Task directions
Set down every record once more, exactly as given.

[Stored data]
· · · · · · ·
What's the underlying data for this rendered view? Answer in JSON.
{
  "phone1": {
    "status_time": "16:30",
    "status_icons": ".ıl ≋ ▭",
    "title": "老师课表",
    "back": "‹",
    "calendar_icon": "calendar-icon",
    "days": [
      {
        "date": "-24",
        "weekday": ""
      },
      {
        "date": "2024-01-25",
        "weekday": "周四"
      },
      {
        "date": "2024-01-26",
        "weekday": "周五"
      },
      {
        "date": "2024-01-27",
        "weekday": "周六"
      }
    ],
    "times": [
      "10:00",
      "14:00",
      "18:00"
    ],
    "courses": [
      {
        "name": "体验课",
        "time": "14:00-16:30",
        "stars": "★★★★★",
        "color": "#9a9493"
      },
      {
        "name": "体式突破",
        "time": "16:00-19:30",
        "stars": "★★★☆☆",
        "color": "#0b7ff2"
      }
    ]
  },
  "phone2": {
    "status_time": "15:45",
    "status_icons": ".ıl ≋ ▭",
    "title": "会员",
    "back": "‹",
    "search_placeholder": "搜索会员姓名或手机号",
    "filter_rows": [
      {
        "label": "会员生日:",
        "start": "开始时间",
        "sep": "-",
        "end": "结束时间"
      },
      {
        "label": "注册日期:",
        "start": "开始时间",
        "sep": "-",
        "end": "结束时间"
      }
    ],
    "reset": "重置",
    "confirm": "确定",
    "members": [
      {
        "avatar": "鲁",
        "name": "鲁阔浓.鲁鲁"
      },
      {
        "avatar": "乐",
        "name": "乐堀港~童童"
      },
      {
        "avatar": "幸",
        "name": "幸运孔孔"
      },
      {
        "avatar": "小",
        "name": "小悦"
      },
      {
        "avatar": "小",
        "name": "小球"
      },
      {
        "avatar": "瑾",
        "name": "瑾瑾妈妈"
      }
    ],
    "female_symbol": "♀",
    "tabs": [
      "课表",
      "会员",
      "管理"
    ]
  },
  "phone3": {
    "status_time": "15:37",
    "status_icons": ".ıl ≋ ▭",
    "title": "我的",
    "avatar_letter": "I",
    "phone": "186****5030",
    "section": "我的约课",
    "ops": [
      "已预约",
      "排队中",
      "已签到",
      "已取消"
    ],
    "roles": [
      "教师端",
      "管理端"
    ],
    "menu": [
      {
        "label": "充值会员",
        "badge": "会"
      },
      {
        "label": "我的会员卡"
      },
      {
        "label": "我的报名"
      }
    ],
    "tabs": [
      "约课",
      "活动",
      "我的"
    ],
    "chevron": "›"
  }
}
· · · · · · ·
Solution to this problem
What's the underlying data for this rendered view? Answer in JSON.
{
  "phone1": {
    "status_time": "16:30",
    "status_icons": ".ıl ≋ ▭",
    "title": "老师课表",
    "back": "‹",
    "calendar_icon": "calendar-icon",
    "days": [
      {
        "date": "-24",
        "weekday": ""
      },
      {
        "date": "2024-01-25",
        "weekday": "周四"
      },
      {
        "date": "2024-01-26",
        "weekday": "周五"
      },
      {
        "date": "2024-01-27",
        "weekday": "周六"
      }
    ],
    "times": [
      "10:00",
      "14:00",
      "18:00"
    ],
    "courses": [
      {
        "name": "体验课",
        "time": "14:00-16:30",
        "stars": "★★★★★",
        "color": "#9a9493"
      },
      {
        "name": "体式突破",
        "time": "16:00-19:30",
        "stars": "★★★☆☆",
        "color": "#0b7ff2"
      }
    ]
  },
  "phone2": {
    "status_time": "15:45",
    "status_icons": ".ıl ≋ ▭",
    "title": "会员",
    "back": "‹",
    "search_placeholder": "搜索会员姓名或手机号",
    "filter_rows": [
      {
        "label": "会员生日:",
        "start": "开始时间",
        "sep": "-",
        "end": "结束时间"
      },
      {
        "label": "注册日期:",
        "start": "开始时间",
        "sep": "-",
        "end": "结束时间"
      }
    ],
    "reset": "重置",
    "confirm": "确定",
    "members": [
      {
        "avatar": "鲁",
        "name": "鲁阔浓.鲁鲁"
      },
      {
        "avatar": "乐",
        "name": "乐堀港~童童"
      },
      {
        "avatar": "幸",
        "name": "幸运孔孔"
      },
      {
        "avatar": "小",
        "name": "小悦"
      },
      {
        "avatar": "小",
        "name": "小球"
      },
      {
        "avatar": "瑾",
        "name": "瑾瑾妈妈"
      }
    ],
    "female_symbol": "♀",
    "tabs": [
      "课表",
      "会员",
      "管理"
    ]
  },
  "phone3": {
    "status_time": "15:37",
    "status_icons": ".ıl ≋ ▭",
    "title": "我的",
    "avatar_letter": "I",
    "phone": "186****5030",
    "section": "我的约课",
    "ops": [
      "已预约",
      "排队中",
      "已签到",
      "已取消"
    ],
    "roles": [
      "教师端",
      "管理端"
    ],
    "menu": [
      {
        "label": "充值会员",
        "badge": "会"
      },
      {
        "label": "我的会员卡"
      },
      {
        "label": "我的报名"
      }
    ],
    "tabs": [
      "约课",
      "活动",
      "我的"
    ],
    "chevron": "›"
  }
}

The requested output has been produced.